Required task: Set down each record below precisely, skipping the pictures.

----------------------------------------

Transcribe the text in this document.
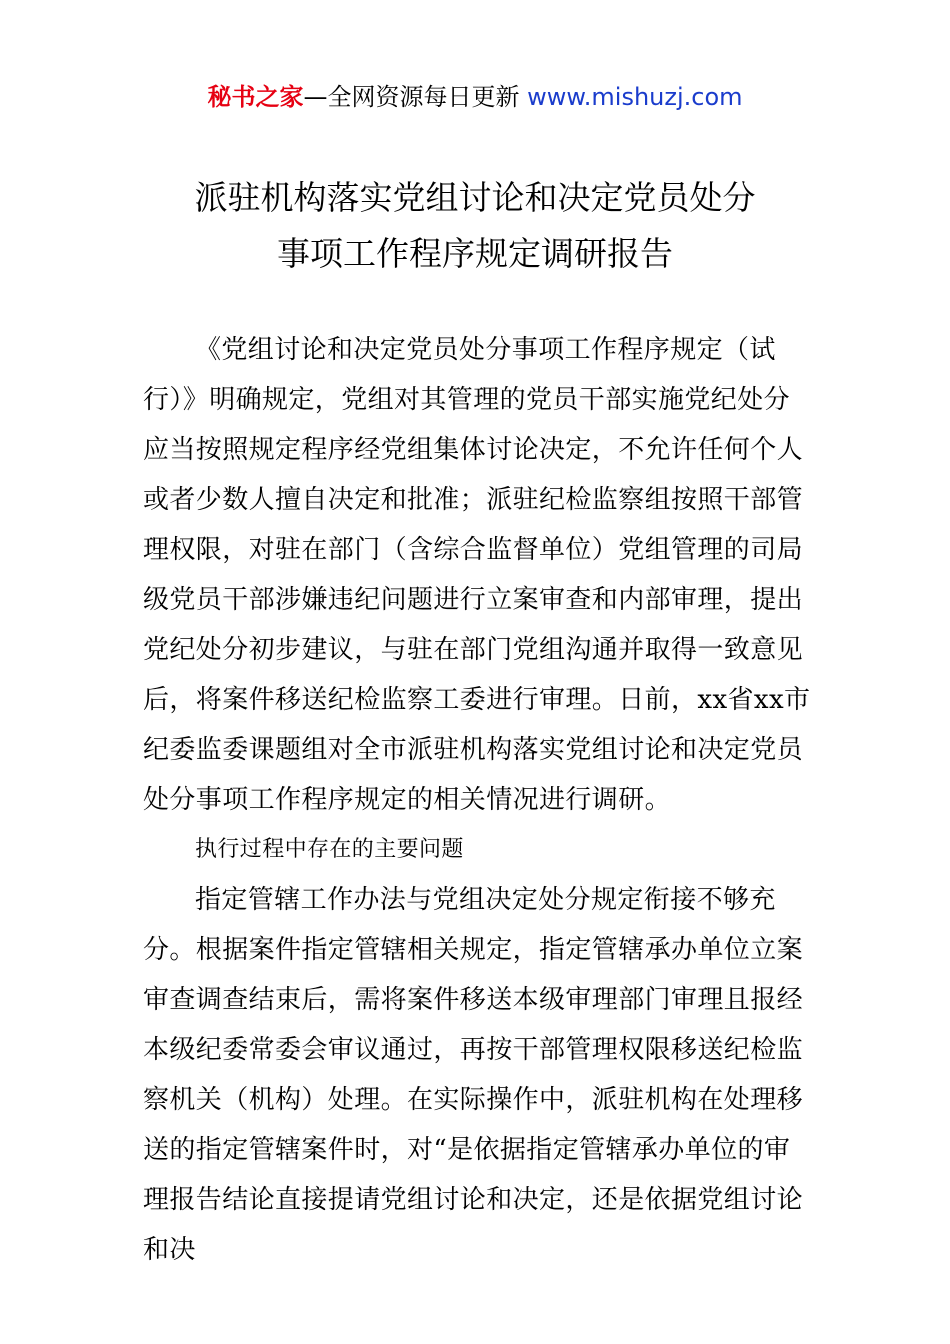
秘书之家—全网资源每日更新 www.mishuzj.com
派驻机构落实党组讨论和决定党员处分
事项工作程序规定调研报告

《党组讨论和决定党员处分事项工作程序规定（试行）》明确规定，党组对其管理的党员干部实施党纪处分应当按照规定程序经党组集体讨论决定，不允许任何个人或者少数人擅自决定和批准；派驻纪检监察组按照干部管理权限，对驻在部门（含综合监督单位）党组管理的司局级党员干部涉嫌违纪问题进行立案审查和内部审理，提出党纪处分初步建议，与驻在部门党组沟通并取得一致意见后，将案件移送纪检监察工委进行审理。日前，xx省xx市纪委监委课题组对全市派驻机构落实党组讨论和决定党员处分事项工作程序规定的相关情况进行调研。

执行过程中存在的主要问题

指定管辖工作办法与党组决定处分规定衔接不够充分。根据案件指定管辖相关规定，指定管辖承办单位立案审查调查结束后，需将案件移送本级审理部门审理且报经本级纪委常委会审议通过，再按干部管理权限移送纪检监察机关（机构）处理。在实际操作中，派驻机构在处理移送的指定管辖案件时，对“是依据指定管辖承办单位的审理报告结论直接提请党组讨论和决定，还是依据党组讨论和决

----------------------------------------

Exercise result:
Transcribe the text in this document.
秘书之家—全网资源每日更新 www.mishuzj.com
派驻机构落实党组讨论和决定党员处分
事项工作程序规定调研报告

《党组讨论和决定党员处分事项工作程序规定（试行）》明确规定，党组对其管理的党员干部实施党纪处分应当按照规定程序经党组集体讨论决定，不允许任何个人或者少数人擅自决定和批准；派驻纪检监察组按照干部管理权限，对驻在部门（含综合监督单位）党组管理的司局级党员干部涉嫌违纪问题进行立案审查和内部审理，提出党纪处分初步建议，与驻在部门党组沟通并取得一致意见后，将案件移送纪检监察工委进行审理。日前，xx省xx市纪委监委课题组对全市派驻机构落实党组讨论和决定党员处分事项工作程序规定的相关情况进行调研。

执行过程中存在的主要问题

指定管辖工作办法与党组决定处分规定衔接不够充分。根据案件指定管辖相关规定，指定管辖承办单位立案审查调查结束后，需将案件移送本级审理部门审理且报经本级纪委常委会审议通过，再按干部管理权限移送纪检监察机关（机构）处理。在实际操作中，派驻机构在处理移送的指定管辖案件时，对“是依据指定管辖承办单位的审理报告结论直接提请党组讨论和决定，还是依据党组讨论和决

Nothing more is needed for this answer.